**Written exercise**
Collect every line below that contains the word "cabine".

**Task input**
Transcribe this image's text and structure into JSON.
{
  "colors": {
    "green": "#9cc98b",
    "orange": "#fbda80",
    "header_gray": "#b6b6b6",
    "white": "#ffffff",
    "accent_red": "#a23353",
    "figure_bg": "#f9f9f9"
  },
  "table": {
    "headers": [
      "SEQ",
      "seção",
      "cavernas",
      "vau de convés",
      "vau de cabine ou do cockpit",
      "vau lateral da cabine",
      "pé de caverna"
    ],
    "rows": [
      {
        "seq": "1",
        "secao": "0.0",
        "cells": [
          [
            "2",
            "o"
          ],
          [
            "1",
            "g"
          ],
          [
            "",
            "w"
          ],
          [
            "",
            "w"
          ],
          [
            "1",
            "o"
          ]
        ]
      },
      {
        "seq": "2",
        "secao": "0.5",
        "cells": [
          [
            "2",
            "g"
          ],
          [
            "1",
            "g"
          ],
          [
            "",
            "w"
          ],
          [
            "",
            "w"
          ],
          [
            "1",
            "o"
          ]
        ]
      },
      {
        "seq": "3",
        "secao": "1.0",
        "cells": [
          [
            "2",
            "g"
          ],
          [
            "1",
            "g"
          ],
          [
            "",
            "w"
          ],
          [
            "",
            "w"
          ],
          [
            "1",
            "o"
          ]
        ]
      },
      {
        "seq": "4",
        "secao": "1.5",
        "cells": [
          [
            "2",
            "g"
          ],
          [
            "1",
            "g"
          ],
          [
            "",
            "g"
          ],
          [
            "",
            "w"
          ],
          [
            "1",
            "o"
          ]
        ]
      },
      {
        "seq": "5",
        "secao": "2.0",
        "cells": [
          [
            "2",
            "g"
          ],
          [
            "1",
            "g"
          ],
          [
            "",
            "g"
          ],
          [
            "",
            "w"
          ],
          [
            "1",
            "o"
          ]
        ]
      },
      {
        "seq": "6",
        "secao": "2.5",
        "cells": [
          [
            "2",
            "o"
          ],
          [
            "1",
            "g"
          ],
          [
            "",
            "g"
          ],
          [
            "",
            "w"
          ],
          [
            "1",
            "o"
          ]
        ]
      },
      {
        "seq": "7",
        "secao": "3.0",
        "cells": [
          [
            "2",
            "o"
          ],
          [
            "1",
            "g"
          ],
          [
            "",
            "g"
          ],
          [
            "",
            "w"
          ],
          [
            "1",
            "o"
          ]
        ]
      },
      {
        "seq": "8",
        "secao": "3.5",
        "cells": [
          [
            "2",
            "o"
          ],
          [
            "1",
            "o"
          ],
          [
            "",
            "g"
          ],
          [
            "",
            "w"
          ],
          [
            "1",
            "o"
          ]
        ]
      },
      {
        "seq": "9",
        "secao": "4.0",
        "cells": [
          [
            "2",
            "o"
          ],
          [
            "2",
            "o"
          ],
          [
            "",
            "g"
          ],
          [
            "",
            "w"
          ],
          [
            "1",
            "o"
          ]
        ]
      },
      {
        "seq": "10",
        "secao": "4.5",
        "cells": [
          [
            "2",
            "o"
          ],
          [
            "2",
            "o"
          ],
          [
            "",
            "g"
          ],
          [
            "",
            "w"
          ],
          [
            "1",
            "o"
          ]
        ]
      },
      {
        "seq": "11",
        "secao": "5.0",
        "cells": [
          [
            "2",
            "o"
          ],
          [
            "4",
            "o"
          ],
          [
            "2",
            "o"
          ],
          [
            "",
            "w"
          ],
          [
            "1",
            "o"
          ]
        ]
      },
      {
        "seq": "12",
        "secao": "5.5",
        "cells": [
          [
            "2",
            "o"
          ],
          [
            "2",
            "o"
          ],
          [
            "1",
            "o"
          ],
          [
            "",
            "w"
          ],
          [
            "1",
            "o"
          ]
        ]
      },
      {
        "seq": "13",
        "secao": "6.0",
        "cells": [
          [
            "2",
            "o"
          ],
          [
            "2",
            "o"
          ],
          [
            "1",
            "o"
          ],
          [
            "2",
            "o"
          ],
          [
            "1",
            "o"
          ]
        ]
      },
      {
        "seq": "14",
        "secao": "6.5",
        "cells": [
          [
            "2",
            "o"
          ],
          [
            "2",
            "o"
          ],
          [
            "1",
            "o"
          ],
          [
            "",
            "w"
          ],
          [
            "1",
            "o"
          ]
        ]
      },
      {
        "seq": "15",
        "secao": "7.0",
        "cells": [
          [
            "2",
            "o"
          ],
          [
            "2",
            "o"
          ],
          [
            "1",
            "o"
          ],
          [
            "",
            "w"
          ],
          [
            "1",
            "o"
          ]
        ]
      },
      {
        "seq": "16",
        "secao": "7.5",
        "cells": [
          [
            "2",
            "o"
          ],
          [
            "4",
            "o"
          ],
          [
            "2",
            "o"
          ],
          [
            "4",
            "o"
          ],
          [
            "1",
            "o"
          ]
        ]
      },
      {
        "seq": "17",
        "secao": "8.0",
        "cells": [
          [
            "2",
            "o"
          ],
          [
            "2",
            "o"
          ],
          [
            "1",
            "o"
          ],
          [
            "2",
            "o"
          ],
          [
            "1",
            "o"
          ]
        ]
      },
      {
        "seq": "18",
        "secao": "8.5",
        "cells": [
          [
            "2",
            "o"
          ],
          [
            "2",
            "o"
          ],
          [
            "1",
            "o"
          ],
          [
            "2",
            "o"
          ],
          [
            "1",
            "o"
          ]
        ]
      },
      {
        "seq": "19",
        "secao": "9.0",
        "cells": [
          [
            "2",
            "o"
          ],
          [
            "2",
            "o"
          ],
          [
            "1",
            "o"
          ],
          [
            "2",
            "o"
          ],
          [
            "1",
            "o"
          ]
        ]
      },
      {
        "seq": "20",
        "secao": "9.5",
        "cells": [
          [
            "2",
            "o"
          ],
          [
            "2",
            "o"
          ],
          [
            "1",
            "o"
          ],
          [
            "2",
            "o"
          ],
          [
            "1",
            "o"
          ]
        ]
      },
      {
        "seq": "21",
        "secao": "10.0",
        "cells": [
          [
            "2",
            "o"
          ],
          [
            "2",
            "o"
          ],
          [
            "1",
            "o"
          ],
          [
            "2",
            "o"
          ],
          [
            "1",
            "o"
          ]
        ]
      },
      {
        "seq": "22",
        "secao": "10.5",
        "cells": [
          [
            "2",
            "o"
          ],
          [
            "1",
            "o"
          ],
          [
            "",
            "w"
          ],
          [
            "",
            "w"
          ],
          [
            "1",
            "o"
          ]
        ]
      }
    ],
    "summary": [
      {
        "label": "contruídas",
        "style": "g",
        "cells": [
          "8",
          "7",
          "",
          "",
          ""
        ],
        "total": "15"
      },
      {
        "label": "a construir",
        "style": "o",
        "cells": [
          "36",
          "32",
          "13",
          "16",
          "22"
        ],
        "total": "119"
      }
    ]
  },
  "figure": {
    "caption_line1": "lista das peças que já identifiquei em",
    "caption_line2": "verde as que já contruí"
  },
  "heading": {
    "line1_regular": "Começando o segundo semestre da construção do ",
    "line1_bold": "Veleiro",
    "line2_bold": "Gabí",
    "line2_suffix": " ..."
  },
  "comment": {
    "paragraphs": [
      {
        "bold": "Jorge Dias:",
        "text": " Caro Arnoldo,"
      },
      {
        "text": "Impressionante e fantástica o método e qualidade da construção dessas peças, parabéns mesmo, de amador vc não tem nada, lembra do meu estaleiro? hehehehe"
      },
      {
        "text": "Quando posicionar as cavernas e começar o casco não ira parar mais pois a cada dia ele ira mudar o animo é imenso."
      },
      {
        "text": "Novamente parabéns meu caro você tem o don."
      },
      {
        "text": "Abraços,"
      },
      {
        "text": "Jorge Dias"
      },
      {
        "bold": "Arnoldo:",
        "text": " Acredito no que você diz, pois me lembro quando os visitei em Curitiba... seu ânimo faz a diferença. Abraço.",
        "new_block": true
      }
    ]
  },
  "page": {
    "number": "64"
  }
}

**Solution for this exercise**
      "vau de cabine ou do cockpit",
      "vau lateral da cabine",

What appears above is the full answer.